The task: Scan the entries below. List each line with "субсидии".

Listed entries:
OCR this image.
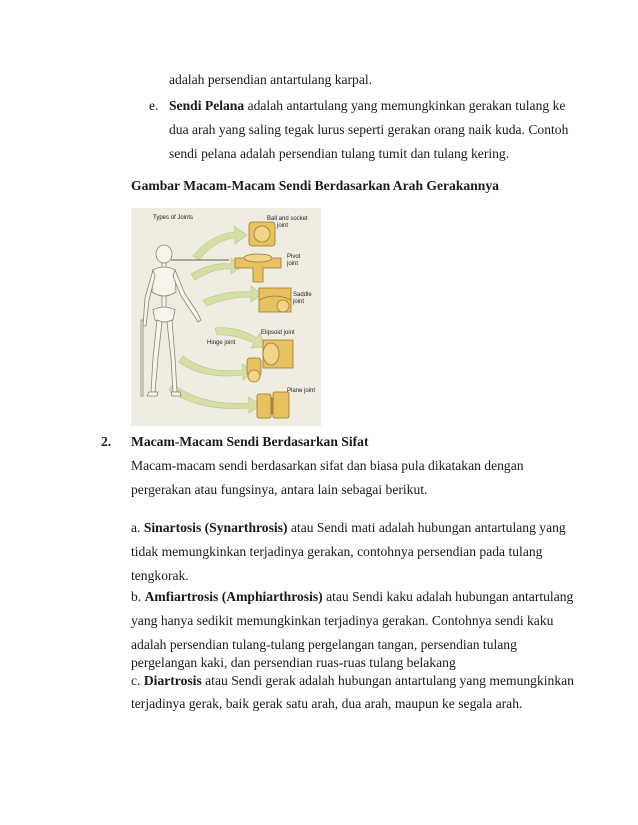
adalah persendian antartulang karpal.
e. Sendi Pelana adalah antartulang yang memungkinkan gerakan tulang ke
dua arah yang saling tegak lurus seperti gerakan orang naik kuda. Contoh
sendi pelana adalah persendian tulang tumit dan tulang kering.
Gambar Macam-Macam Sendi Berdasarkan Arah Gerakannya
Types of Joints	Ball and socket
joint
Pivot
joint
Saddle
joint
Elipsoid joint
Hinge joint
Plane joint
2. Macam-Macam Sendi Berdasarkan Sifat
Macam-macam sendi berdasarkan sifat dan biasa pula dikatakan dengan
pergerakan atau fungsinya, antara lain sebagai berikut.
a. Sinartosis (Synarthrosis) atau Sendi mati adalah hubungan antartulang yang
tidak memungkinkan terjadinya gerakan, contohnya persendian pada tulang
tengkorak.
b. Amfiartrosis (Amphiarthrosis) atau Sendi kaku adalah hubungan antartulang
yang hanya sedikit memungkinkan terjadinya gerakan. Contohnya sendi kaku
adalah persendian tulang-tulang pergelangan tangan, persendian tulang
pergelangan kaki, dan persendian ruas-ruas tulang belakang
c. Diartrosis atau Sendi gerak adalah hubungan antartulang yang memungkinkan
terjadinya gerak, baik gerak satu arah, dua arah, maupun ke segala arah.
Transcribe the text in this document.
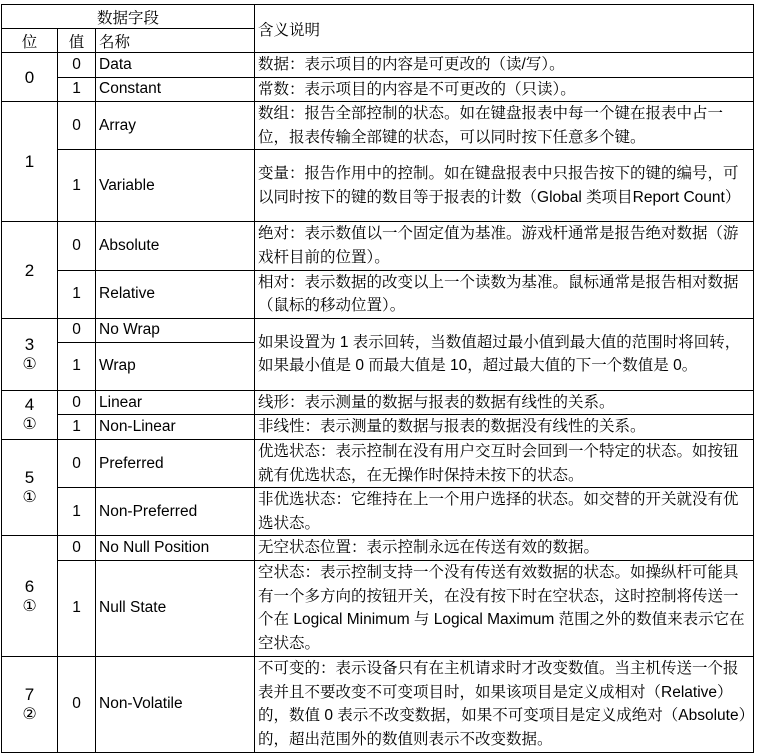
数据字段			含义说明
位	值	名称	

0	0	Data	数据：表示项目的内容是可更改的（读/写）。
	1	Constant	常数：表示项目的内容是不可更改的（只读）。

1	0	Array	数组：报告全部控制的状态。如在键盘报表中每一个键在报表中占一位，报表传输全部键的状态，可以同时按下任意多个键。
	1	Variable	变量：报告作用中的控制。如在键盘报表中只报告按下的键的编号，可以同时按下的键的数目等于报表的计数（Global 类项目Report Count）

2	0	Absolute	绝对：表示数值以一个固定值为基准。游戏杆通常是报告绝对数据（游戏杆目前的位置）。
	1	Relative	相对：表示数据的改变以上一个读数为基准。鼠标通常是报告相对数据（鼠标的移动位置）。

3
①	0	No Wrap	如果设置为 1 表示回转，当数值超过最小值到最大值的范围时将回转，如果最小值是 0 而最大值是 10，超过最大值的下一个数值是 0。
	1	Wrap	

4
①	0	Linear	线形：表示测量的数据与报表的数据有线性的关系。
	1	Non-Linear	非线性：表示测量的数据与报表的数据没有线性的关系。

5
①	0	Preferred	优选状态：表示控制在没有用户交互时会回到一个特定的状态。如按钮就有优选状态，在无操作时保持未按下的状态。
	1	Non-Preferred	非优选状态：它维持在上一个用户选择的状态。如交替的开关就没有优选状态。

6
①	0	No Null Position	无空状态位置：表示控制永远在传送有效的数据。
	1	Null State	空状态：表示控制支持一个没有传送有效数据的状态。如操纵杆可能具有一个多方向的按钮开关，在没有按下时在空状态，这时控制将传送一个在 Logical Minimum 与 Logical Maximum 范围之外的数值来表示它在空状态。

7
②	0	Non-Volatile	不可变的：表示设备只有在主机请求时才改变数值。当主机传送一个报表并且不要改变不可变项目时，如果该项目是定义成相对（Relative）的，数值 0 表示不改变数据，如果不可变项目是定义成绝对（Absolute）的，超出范围外的数值则表示不改变数据。
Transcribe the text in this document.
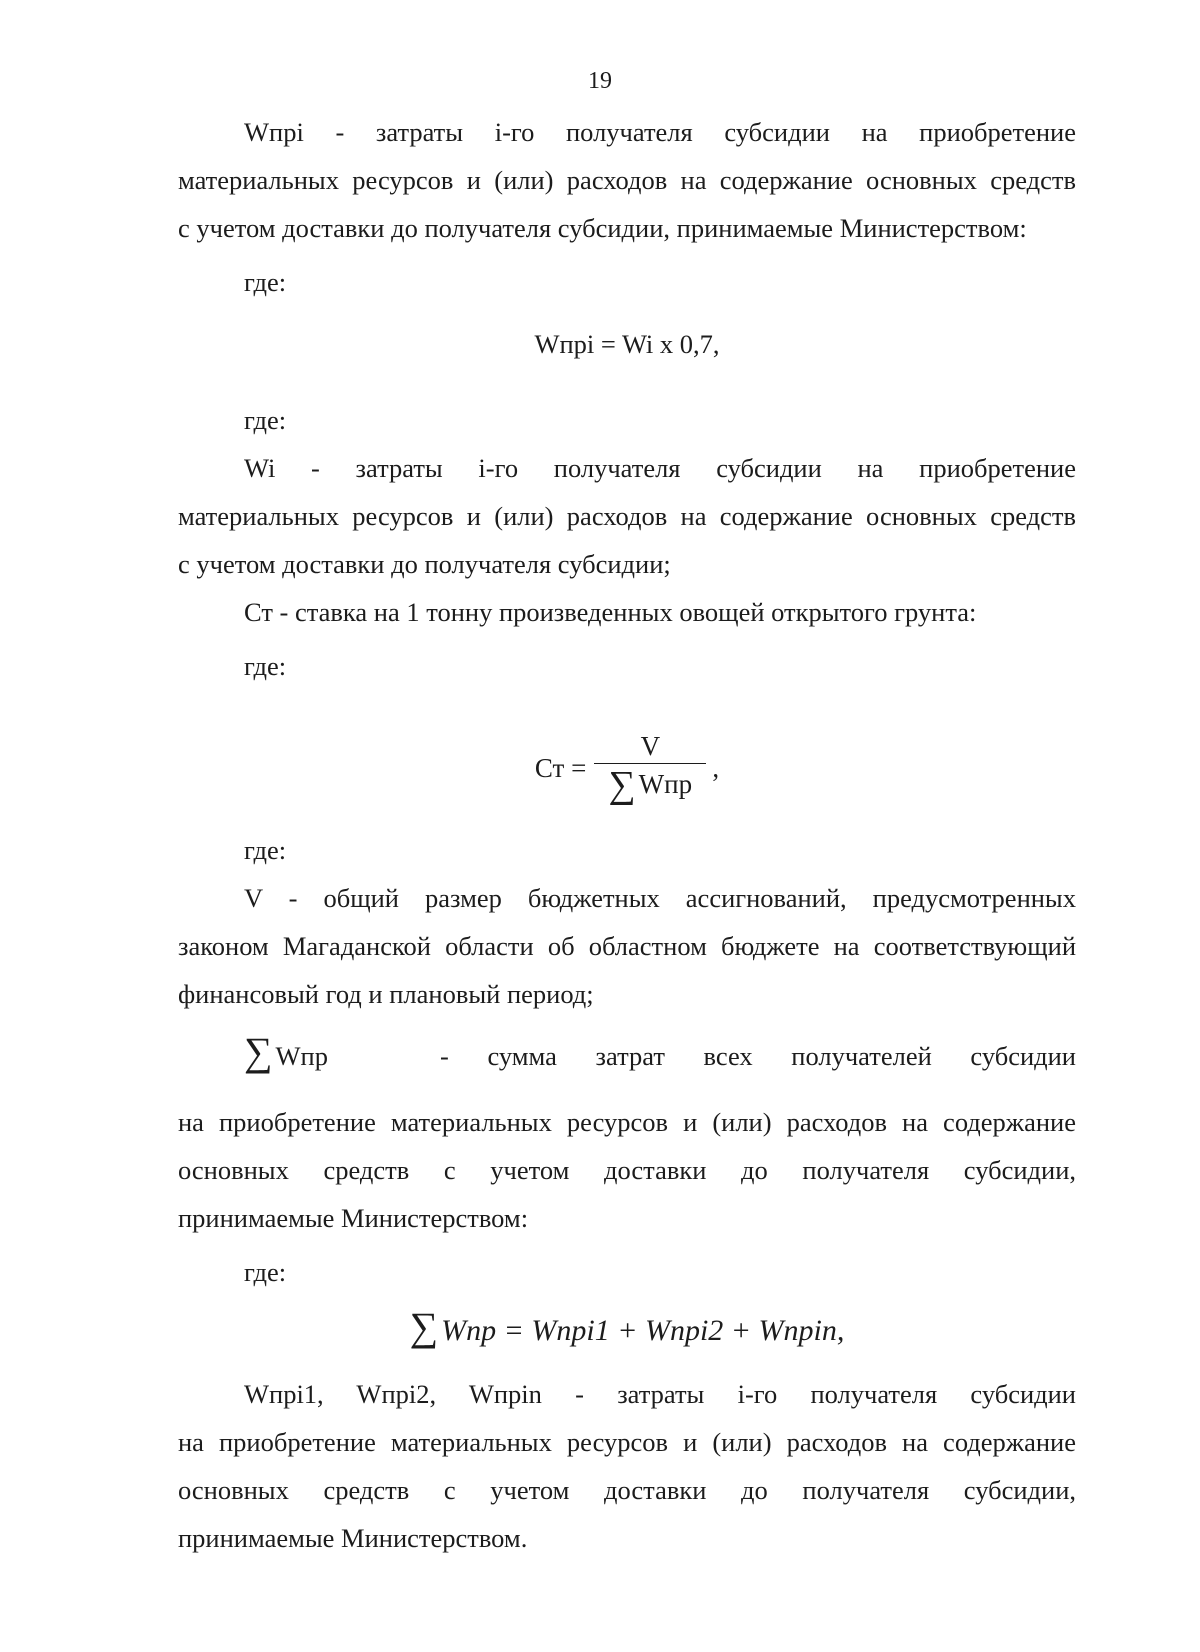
19

Wпрi - затраты i-го получателя субсидии на приобретение

материальных ресурсов и (или) расходов на содержание основных средств

с учетом доставки до получателя субсидии, принимаемые Министерством:

где:

Wпрi = Wi x 0,7,

где:

Wi - затраты i-го получателя субсидии на приобретение

материальных ресурсов и (или) расходов на содержание основных средств

с учетом доставки до получателя субсидии;

Ст - ставка на 1 тонну произведенных овощей открытого грунта:

где:

Ст = $\frac{V}{\text{∑ Wпр}}$ ,

где:

V - общий размер бюджетных ассигнований, предусмотренных

законом Магаданской области об областном бюджете на соответствующий

финансовый год и плановый период;

∑ Wпр	- сумма затрат всех получателей субсидии

на приобретение материальных ресурсов и (или) расходов на содержание

основных средств с учетом доставки до получателя субсидии,

принимаемые Министерством:

где:

∑ Wnp = Wnpi1 + Wnpi2 + Wnpin,

Wпрi1, Wпрi2, Wпрin - затраты i-го получателя субсидии

на приобретение материальных ресурсов и (или) расходов на содержание

основных средств с учетом доставки до получателя субсидии,

принимаемые Министерством.
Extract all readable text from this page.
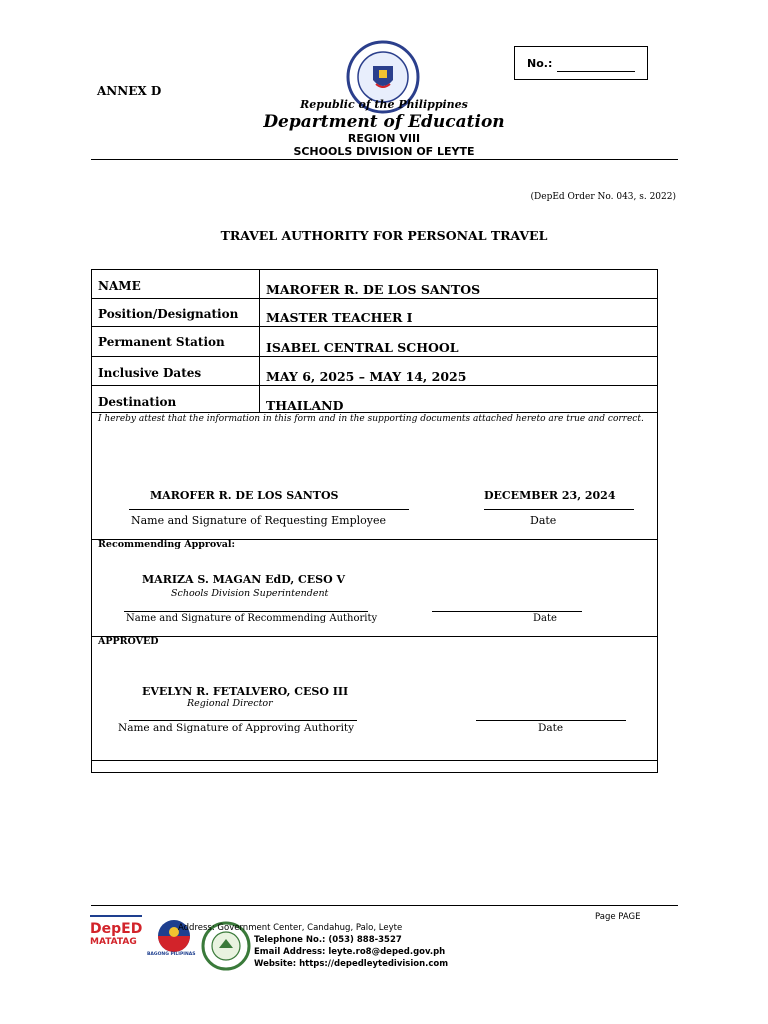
No.:
ANNEX D
Republic of the Philippines
Department of Education
REGION VIII
SCHOOLS DIVISION OF LEYTE
(DepEd Order No. 043, s. 2022)
TRAVEL AUTHORITY FOR PERSONAL TRAVEL
NAME	MAROFER R. DE LOS SANTOS
Position/Designation MASTER TEACHER I
Permanent Station	ISABEL CENTRAL SCHOOL
Inclusive Dates	MAY 6, 2025 – MAY 14, 2025
Destination	THAILAND
I hereby attest that the information in this form and in the supporting documents attached hereto are true and correct.
MAROFER R. DE LOS SANTOS	DECEMBER 23, 2024
Name and Signature of Requesting Employee	Date
Recommending Approval:
MARIZA S. MAGAN EdD, CESO V
Schools Division Superintendent
Name and Signature of Recommending Authority	Date
APPROVED
EVELYN R. FETALVERO, CESO III
Regional Director
Name and Signature of Approving Authority	Date
DepED
MATATAG
BAGONG PILIPINAS
Address: Government Center, Candahug, Palo, Leyte
Telephone No.: (053) 888-3527
Email Address: leyte.ro8@deped.gov.ph
Website: https://depedleytedivision.com
Page PAGE
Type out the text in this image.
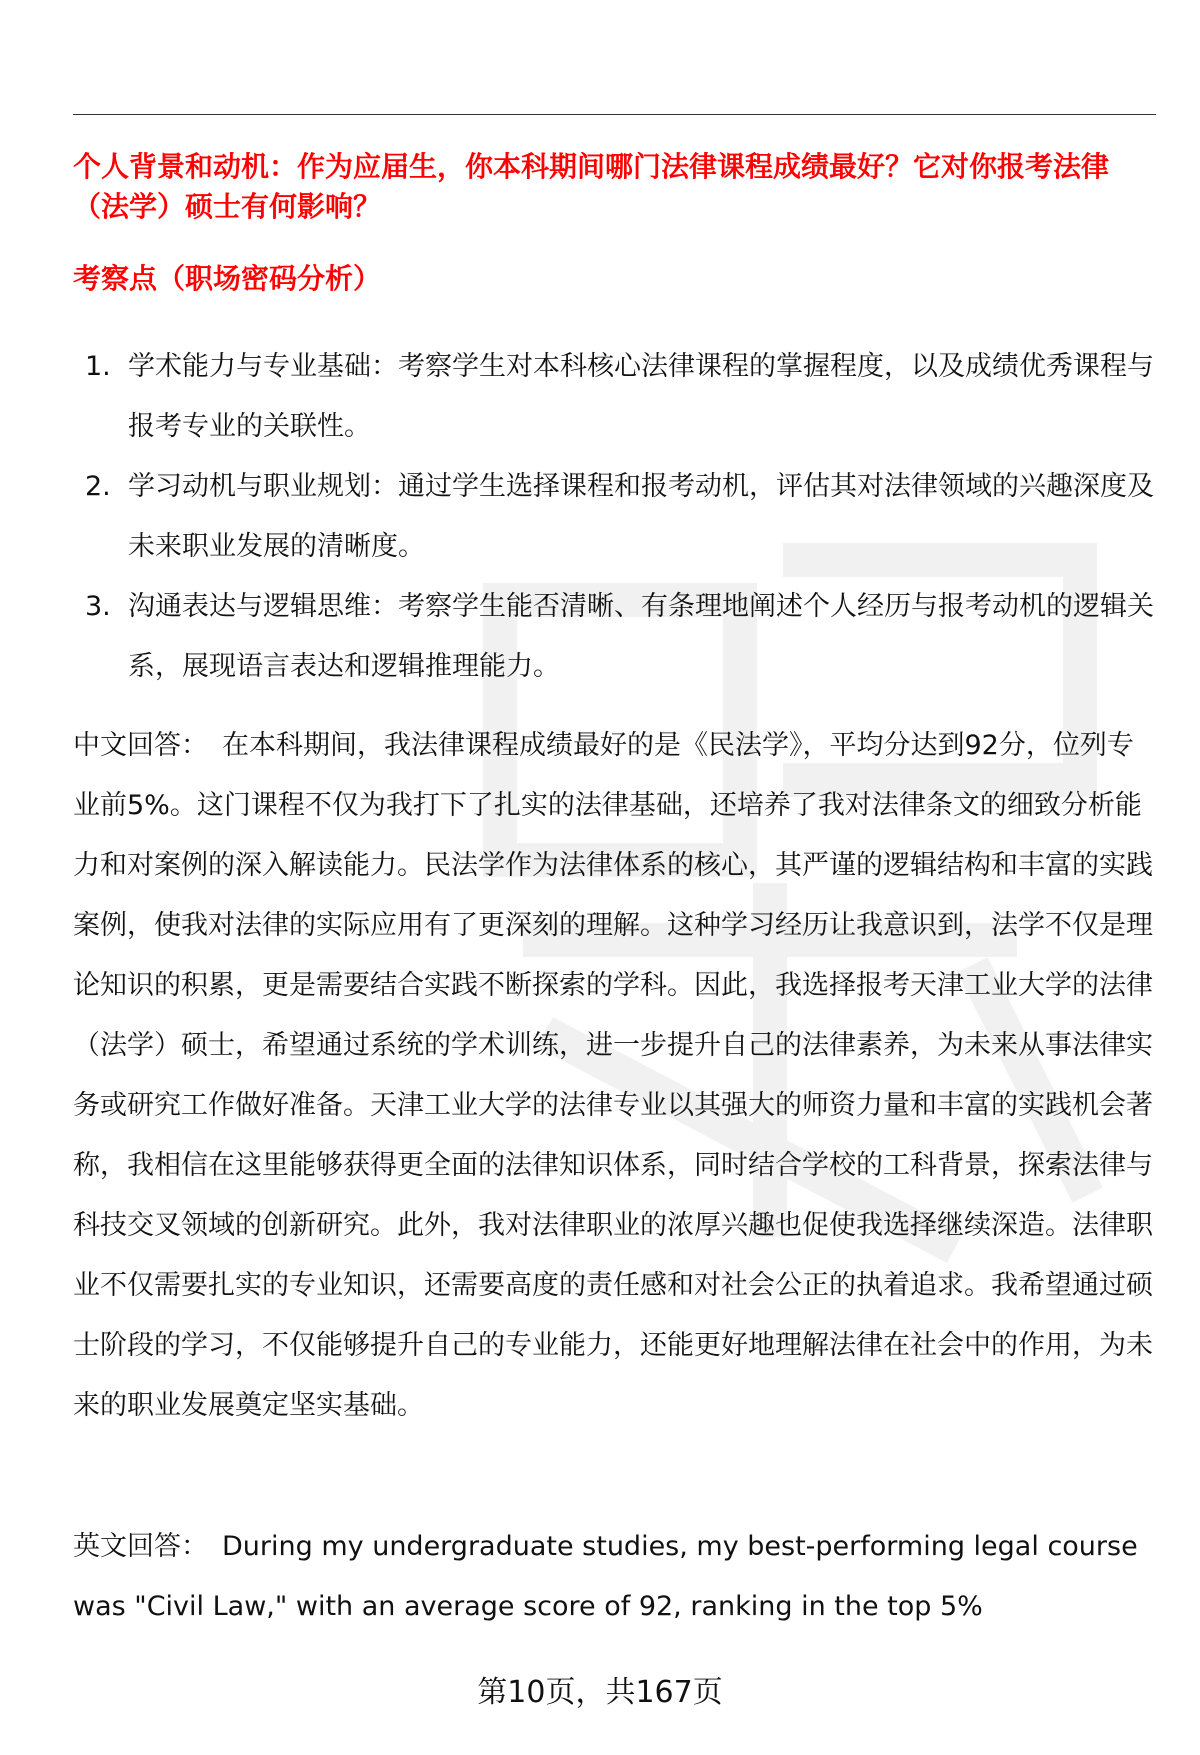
个人背景和动机：作为应届生，你本科期间哪门法律课程成绩最好？它对你报考法律（法学）硕士有何影响？
考察点（职场密码分析）
1. 学术能力与专业基础：考察学生对本科核心法律课程的掌握程度，以及成绩优秀课程与报考专业的关联性。
2. 学习动机与职业规划：通过学生选择课程和报考动机，评估其对法律领域的兴趣深度及未来职业发展的清晰度。
3. 沟通表达与逻辑思维：考察学生能否清晰、有条理地阐述个人经历与报考动机的逻辑关系，展现语言表达和逻辑推理能力。

中文回答： 在本科期间，我法律课程成绩最好的是《民法学》，平均分达到92分，位列专业前5%。这门课程不仅为我打下了扎实的法律基础，还培养了我对法律条文的细致分析能力和对案例的深入解读能力。民法学作为法律体系的核心，其严谨的逻辑结构和丰富的实践案例，使我对法律的实际应用有了更深刻的理解。这种学习经历让我意识到，法学不仅是理论知识的积累，更是需要结合实践不断探索的学科。因此，我选择报考天津工业大学的法律（法学）硕士，希望通过系统的学术训练，进一步提升自己的法律素养，为未来从事法律实务或研究工作做好准备。天津工业大学的法律专业以其强大的师资力量和丰富的实践机会著称，我相信在这里能够获得更全面的法律知识体系，同时结合学校的工科背景，探索法律与科技交叉领域的创新研究。此外，我对法律职业的浓厚兴趣也促使我选择继续深造。法律职业不仅需要扎实的专业知识，还需要高度的责任感和对社会公正的执着追求。我希望通过硕士阶段的学习，不仅能够提升自己的专业能力，还能更好地理解法律在社会中的作用，为未来的职业发展奠定坚实基础。

英文回答： During my undergraduate studies, my best-performing legal course was "Civil Law," with an average score of 92, ranking in the top 5%

第10页，共167页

Exercise result:
Wпрi - затраты i-го получателя субсидии на приобретение
с учетом доставки до получателя субсидии, принимаемые Министерством:
Wi - затраты i-го получателя субсидии на приобретение
с учетом доставки до получателя субсидии;
∑ Wпр	- сумма затрат всех получателей субсидии
основных средств с учетом доставки до получателя субсидии,
Wпрi1, Wпрi2, Wпрin - затраты i-го получателя субсидии
основных средств с учетом доставки до получателя субсидии,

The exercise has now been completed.